Stored records ▸
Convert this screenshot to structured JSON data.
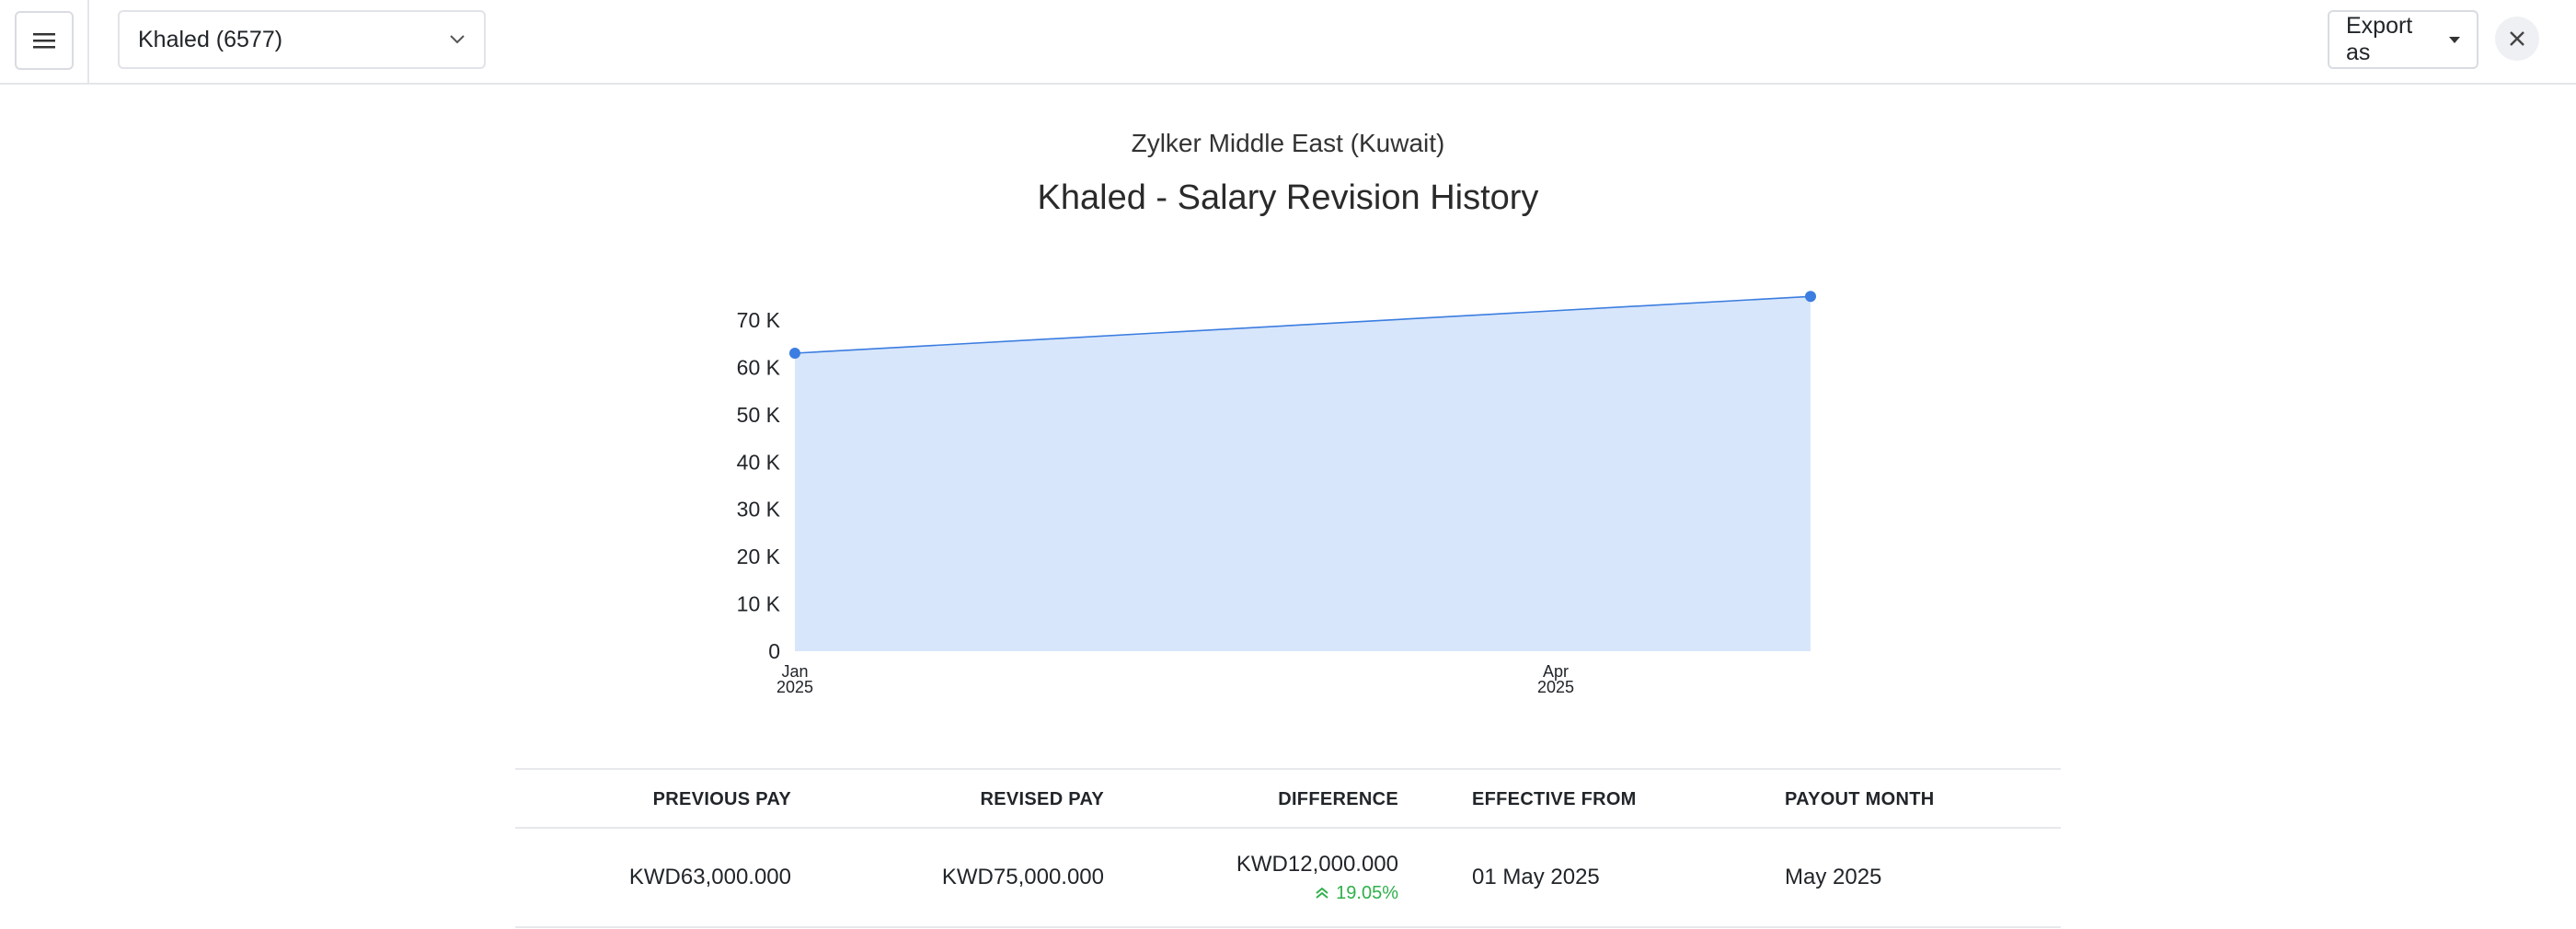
{
  "header": {
    "employee_selected": "Khaled (6577)",
    "export_label": "Export as"
  },
  "report": {
    "organization": "Zylker Middle East (Kuwait)",
    "title": "Khaled - Salary Revision History"
  },
  "colors": {
    "line": "#3b7de0",
    "area": "#d8e6fb",
    "positive": "#2fb04a"
  },
  "chart_data": {
    "type": "area",
    "x": [
      "Jan 2025",
      "Apr 2025"
    ],
    "x_tick_labels": [
      [
        "Jan",
        "2025"
      ],
      [
        "Apr",
        "2025"
      ]
    ],
    "series": [
      {
        "values": [
          63000,
          75000
        ]
      }
    ],
    "y_ticks": [
      "0",
      "10 K",
      "20 K",
      "30 K",
      "40 K",
      "50 K",
      "60 K",
      "70 K"
    ],
    "ylim": [
      0,
      75000
    ],
    "grid": false
  },
  "table": {
    "headers": {
      "previous_pay": "PREVIOUS PAY",
      "revised_pay": "REVISED PAY",
      "difference": "DIFFERENCE",
      "effective_from": "EFFECTIVE FROM",
      "payout_month": "PAYOUT MONTH"
    },
    "rows": [
      {
        "previous_pay": "KWD63,000.000",
        "revised_pay": "KWD75,000.000",
        "difference": "KWD12,000.000",
        "difference_pct": "19.05%",
        "effective_from": "01 May 2025",
        "payout_month": "May 2025"
      }
    ]
  }
}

Request ▸ All the records above need to be given again word for word. Skip the pictures.

Response to this task ▸
Convert this screenshot to structured JSON data.
{
  "header": {
    "employee_selected": "Khaled (6577)",
    "export_label": "Export as"
  },
  "report": {
    "organization": "Zylker Middle East (Kuwait)",
    "title": "Khaled - Salary Revision History"
  },
  "colors": {
    "line": "#3b7de0",
    "area": "#d8e6fb",
    "positive": "#2fb04a"
  },
  "chart_data": {
    "type": "area",
    "x": [
      "Jan 2025",
      "Apr 2025"
    ],
    "x_tick_labels": [
      [
        "Jan",
        "2025"
      ],
      [
        "Apr",
        "2025"
      ]
    ],
    "series": [
      {
        "values": [
          63000,
          75000
        ]
      }
    ],
    "y_ticks": [
      "0",
      "10 K",
      "20 K",
      "30 K",
      "40 K",
      "50 K",
      "60 K",
      "70 K"
    ],
    "ylim": [
      0,
      75000
    ],
    "grid": false
  },
  "table": {
    "headers": {
      "previous_pay": "PREVIOUS PAY",
      "revised_pay": "REVISED PAY",
      "difference": "DIFFERENCE",
      "effective_from": "EFFECTIVE FROM",
      "payout_month": "PAYOUT MONTH"
    },
    "rows": [
      {
        "previous_pay": "KWD63,000.000",
        "revised_pay": "KWD75,000.000",
        "difference": "KWD12,000.000",
        "difference_pct": "19.05%",
        "effective_from": "01 May 2025",
        "payout_month": "May 2025"
      }
    ]
  }
}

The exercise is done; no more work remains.